[Saved entries]
--- Begin ---

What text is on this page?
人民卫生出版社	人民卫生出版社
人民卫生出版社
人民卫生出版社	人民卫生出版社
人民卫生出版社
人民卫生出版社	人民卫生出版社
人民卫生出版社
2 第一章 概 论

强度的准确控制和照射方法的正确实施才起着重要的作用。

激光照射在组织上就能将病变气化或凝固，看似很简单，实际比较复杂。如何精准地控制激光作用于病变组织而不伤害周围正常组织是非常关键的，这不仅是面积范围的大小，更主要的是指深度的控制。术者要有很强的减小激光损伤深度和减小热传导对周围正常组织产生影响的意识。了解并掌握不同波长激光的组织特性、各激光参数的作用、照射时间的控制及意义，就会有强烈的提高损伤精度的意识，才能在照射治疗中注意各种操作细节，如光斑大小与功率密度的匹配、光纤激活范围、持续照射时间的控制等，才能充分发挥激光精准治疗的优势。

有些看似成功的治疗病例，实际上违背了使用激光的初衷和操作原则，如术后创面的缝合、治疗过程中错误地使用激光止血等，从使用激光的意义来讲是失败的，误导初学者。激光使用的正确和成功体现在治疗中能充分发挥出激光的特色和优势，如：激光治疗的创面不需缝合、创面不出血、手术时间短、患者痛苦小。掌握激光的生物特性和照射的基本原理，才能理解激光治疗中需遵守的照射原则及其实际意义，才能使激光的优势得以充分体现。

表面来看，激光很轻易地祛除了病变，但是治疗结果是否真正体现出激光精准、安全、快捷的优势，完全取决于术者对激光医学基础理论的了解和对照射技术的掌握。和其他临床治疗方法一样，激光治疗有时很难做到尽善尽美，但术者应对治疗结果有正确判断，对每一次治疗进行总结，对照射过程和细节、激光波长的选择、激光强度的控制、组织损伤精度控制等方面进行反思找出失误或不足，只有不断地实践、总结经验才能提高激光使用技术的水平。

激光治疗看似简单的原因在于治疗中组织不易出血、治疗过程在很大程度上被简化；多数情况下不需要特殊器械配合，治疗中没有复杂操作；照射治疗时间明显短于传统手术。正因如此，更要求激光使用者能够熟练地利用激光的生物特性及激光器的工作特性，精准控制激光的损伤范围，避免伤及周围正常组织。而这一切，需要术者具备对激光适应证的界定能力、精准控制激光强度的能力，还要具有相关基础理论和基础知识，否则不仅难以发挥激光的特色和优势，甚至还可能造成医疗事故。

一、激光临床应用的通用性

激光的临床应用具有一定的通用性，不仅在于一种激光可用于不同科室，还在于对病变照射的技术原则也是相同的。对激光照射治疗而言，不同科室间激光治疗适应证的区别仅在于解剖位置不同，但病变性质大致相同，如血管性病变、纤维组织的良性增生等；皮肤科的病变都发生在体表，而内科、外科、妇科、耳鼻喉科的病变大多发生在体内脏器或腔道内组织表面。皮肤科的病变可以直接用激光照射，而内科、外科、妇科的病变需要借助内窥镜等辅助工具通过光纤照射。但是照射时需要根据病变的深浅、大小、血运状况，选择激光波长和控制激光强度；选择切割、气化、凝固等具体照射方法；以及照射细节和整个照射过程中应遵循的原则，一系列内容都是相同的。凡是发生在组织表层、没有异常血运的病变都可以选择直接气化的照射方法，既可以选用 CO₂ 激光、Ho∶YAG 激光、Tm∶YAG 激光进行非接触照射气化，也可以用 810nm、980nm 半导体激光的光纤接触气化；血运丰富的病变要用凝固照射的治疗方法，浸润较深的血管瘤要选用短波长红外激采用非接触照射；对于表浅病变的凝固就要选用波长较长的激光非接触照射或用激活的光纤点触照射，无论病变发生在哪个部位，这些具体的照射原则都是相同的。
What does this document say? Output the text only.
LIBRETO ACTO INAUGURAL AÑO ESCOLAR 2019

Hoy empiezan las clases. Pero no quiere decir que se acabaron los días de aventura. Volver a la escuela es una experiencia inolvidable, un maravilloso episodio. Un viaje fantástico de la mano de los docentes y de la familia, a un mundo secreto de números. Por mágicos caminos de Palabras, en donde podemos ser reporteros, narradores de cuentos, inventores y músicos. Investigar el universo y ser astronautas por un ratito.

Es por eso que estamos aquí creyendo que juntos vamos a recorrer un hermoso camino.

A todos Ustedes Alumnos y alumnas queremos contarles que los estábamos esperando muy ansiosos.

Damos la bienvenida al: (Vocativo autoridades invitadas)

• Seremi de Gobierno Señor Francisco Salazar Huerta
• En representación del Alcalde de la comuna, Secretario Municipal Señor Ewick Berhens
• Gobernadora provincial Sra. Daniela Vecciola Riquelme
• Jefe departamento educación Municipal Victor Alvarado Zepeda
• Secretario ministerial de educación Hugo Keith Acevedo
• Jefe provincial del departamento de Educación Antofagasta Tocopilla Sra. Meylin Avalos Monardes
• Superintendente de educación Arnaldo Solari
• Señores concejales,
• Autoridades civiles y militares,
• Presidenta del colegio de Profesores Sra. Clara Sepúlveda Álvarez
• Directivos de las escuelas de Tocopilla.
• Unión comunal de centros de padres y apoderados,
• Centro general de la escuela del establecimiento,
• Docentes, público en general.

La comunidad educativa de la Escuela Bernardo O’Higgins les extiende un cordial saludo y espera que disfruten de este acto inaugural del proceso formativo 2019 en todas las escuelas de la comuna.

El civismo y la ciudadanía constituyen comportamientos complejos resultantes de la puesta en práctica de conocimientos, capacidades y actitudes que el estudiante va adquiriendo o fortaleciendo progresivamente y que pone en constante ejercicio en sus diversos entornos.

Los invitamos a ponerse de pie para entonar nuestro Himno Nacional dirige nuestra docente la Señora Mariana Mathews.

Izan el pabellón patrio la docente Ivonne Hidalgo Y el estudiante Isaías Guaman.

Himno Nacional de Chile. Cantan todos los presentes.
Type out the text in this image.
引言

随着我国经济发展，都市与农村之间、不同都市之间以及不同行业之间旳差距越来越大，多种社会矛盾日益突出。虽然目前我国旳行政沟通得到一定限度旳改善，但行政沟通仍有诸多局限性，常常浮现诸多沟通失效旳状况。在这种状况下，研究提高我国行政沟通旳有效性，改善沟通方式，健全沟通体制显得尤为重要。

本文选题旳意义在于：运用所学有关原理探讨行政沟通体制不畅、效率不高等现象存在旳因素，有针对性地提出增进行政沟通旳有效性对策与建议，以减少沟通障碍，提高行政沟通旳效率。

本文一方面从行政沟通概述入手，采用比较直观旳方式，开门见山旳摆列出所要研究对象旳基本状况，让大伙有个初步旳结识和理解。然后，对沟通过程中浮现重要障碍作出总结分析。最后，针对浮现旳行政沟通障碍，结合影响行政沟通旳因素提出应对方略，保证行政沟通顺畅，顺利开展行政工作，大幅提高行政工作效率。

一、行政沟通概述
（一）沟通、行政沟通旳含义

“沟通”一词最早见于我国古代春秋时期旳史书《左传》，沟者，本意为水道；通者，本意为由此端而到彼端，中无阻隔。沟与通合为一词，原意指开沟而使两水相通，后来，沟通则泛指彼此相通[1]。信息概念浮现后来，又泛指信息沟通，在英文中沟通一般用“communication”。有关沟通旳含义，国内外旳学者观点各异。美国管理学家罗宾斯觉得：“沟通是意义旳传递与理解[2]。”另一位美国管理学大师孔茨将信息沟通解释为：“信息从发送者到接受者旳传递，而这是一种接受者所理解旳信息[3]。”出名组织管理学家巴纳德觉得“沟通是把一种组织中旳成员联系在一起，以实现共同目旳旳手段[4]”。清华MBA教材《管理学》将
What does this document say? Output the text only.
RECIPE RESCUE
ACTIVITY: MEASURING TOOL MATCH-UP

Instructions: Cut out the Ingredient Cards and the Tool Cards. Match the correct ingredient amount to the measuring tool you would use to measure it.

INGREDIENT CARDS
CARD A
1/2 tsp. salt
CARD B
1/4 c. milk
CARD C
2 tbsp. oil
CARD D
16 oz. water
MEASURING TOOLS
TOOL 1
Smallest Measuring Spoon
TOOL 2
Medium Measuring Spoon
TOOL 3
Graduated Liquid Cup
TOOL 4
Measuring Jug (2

--- End ---

# [Written task]
All lines of the data above that include the word "provincial" must be shown.

# [Answer]
• Gobernadora provincial Sra. Daniela Vecciola Riquelme
• Jefe provincial del departamento de Educación Antofagasta Tocopilla Sra. Meylin Avalos Monardes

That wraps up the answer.